Search the data for the word "Государь". Reproduce every line where it is found.
## start
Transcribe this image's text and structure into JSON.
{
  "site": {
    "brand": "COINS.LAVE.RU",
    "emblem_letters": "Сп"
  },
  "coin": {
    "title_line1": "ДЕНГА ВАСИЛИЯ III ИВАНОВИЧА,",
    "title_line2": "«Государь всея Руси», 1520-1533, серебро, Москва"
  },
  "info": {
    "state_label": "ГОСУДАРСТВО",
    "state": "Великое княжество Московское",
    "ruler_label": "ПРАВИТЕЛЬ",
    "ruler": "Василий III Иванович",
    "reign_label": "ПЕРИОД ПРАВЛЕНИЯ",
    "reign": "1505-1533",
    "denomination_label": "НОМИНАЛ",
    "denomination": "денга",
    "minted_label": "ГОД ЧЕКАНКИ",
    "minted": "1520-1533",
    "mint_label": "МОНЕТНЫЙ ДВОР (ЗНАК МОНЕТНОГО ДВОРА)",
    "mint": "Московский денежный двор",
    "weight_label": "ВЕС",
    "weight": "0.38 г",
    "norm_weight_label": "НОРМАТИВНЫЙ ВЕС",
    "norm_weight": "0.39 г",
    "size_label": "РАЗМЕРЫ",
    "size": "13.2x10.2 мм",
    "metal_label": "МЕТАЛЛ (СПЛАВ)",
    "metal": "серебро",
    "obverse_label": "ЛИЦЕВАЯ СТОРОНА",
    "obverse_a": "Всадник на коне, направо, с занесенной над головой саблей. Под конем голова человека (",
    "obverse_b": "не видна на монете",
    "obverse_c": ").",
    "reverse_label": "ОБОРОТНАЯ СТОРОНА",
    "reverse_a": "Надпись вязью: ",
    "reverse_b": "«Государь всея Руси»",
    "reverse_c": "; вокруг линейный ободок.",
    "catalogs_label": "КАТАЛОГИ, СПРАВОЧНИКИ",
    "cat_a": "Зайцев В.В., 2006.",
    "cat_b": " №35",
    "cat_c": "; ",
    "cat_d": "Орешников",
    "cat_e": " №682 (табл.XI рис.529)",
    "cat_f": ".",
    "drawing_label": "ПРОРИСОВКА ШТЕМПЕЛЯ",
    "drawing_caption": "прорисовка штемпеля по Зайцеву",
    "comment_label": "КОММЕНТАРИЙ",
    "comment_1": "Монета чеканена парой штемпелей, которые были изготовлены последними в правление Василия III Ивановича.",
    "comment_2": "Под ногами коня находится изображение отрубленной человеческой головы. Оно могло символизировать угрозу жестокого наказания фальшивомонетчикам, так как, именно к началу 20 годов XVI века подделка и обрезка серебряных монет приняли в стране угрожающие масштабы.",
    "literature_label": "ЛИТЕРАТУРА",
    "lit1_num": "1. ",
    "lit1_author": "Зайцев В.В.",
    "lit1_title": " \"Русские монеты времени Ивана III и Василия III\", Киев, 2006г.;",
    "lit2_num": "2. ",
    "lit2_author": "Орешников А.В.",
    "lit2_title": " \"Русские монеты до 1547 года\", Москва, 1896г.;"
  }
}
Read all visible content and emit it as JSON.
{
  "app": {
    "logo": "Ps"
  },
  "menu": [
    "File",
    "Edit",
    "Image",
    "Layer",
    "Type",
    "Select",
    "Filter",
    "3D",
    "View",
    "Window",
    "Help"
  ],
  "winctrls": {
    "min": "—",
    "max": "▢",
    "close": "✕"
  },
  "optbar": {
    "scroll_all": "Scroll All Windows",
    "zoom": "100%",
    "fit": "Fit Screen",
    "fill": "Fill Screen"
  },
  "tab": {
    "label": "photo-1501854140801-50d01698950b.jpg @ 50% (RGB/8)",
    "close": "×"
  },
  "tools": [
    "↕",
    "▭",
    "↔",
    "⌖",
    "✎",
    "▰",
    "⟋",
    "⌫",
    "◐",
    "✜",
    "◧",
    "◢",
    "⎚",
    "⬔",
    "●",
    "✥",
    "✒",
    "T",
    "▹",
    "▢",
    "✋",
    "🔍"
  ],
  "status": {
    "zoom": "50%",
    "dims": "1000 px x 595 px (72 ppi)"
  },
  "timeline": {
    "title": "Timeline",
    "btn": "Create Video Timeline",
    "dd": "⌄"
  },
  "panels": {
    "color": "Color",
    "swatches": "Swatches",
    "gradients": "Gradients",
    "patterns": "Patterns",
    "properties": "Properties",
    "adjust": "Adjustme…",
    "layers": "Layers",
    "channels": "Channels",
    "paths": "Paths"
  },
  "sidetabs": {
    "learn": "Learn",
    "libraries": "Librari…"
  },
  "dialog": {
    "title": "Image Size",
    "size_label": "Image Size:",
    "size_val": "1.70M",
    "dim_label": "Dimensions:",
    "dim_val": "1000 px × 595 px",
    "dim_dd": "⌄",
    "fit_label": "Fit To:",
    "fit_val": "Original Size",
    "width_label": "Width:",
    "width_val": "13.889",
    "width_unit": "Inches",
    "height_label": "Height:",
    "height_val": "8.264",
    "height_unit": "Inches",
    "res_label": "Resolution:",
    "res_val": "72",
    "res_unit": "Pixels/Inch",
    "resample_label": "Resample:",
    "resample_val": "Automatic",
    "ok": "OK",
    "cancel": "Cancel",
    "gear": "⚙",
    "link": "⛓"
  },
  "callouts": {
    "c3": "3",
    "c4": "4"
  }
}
## end
## start
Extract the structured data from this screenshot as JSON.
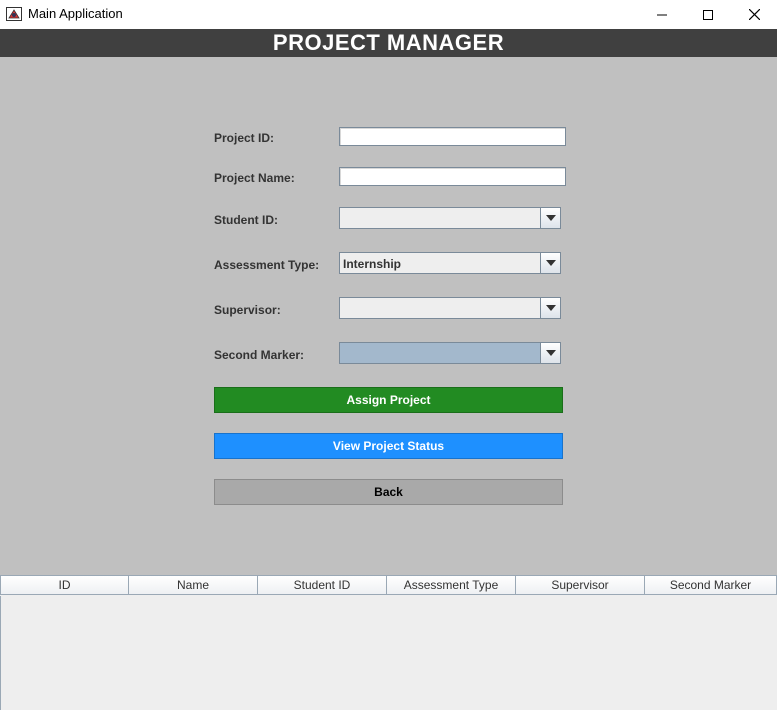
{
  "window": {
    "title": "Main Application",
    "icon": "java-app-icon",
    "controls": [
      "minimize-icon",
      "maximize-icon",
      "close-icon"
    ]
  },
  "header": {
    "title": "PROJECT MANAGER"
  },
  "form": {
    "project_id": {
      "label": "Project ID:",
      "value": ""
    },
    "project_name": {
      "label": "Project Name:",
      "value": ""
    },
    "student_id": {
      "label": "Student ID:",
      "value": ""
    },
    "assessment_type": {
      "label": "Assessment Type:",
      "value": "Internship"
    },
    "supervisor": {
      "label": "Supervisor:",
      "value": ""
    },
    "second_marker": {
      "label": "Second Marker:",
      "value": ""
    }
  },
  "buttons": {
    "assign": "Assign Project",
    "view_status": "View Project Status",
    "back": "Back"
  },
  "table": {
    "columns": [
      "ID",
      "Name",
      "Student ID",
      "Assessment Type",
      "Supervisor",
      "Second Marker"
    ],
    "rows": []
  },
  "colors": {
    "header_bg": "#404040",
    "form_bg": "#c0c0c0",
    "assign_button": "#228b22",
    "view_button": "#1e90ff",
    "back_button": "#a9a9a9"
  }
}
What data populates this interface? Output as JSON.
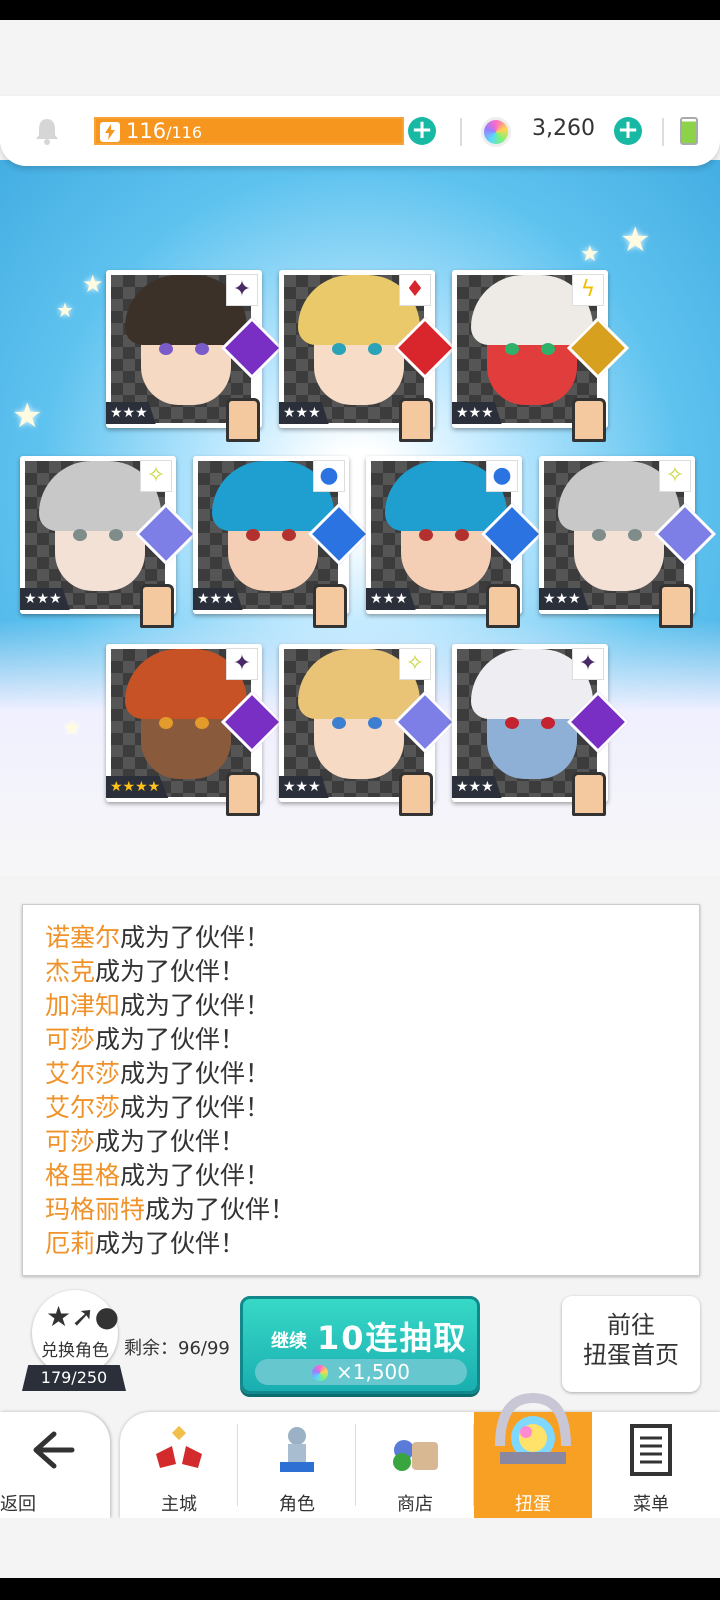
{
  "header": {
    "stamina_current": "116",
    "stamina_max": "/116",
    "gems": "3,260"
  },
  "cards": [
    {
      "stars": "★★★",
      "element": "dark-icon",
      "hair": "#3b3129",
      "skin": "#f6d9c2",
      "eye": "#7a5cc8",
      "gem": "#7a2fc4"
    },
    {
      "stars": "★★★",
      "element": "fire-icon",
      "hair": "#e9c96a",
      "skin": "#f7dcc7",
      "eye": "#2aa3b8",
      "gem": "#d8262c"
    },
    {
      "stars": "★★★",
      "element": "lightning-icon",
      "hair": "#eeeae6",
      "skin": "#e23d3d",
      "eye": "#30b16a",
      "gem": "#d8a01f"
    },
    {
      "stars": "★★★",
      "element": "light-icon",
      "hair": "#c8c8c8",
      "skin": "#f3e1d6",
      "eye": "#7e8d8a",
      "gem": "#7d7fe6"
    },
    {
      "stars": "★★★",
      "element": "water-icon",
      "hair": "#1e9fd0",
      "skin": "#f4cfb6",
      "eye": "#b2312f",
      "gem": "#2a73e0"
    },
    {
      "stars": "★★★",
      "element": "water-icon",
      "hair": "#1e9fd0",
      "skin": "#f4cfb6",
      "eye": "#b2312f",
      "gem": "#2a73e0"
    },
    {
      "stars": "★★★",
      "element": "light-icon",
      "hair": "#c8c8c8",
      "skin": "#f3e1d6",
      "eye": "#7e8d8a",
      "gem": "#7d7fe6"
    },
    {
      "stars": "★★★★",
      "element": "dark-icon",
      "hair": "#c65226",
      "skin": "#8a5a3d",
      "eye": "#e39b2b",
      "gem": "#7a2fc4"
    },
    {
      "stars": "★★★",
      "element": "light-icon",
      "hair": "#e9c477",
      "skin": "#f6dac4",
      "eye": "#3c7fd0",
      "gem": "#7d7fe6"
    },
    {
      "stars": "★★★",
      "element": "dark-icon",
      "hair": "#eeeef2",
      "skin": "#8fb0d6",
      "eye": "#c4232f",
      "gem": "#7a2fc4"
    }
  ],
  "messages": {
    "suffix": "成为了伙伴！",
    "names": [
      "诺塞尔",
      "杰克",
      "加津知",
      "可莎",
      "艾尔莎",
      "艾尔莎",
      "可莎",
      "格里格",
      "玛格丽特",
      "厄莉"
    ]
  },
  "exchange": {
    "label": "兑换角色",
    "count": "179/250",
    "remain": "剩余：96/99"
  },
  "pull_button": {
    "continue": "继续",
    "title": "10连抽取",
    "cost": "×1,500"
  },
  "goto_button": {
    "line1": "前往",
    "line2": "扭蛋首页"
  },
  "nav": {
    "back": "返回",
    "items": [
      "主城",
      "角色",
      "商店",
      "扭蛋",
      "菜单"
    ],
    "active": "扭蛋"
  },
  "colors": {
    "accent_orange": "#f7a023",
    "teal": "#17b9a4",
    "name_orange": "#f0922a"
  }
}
## end
» **EXERCISE RESULT**
    "title_line2": "«Государь всея Руси», 1520-1533, серебро, Москва"
    "reverse_b": "«Государь всея Руси»",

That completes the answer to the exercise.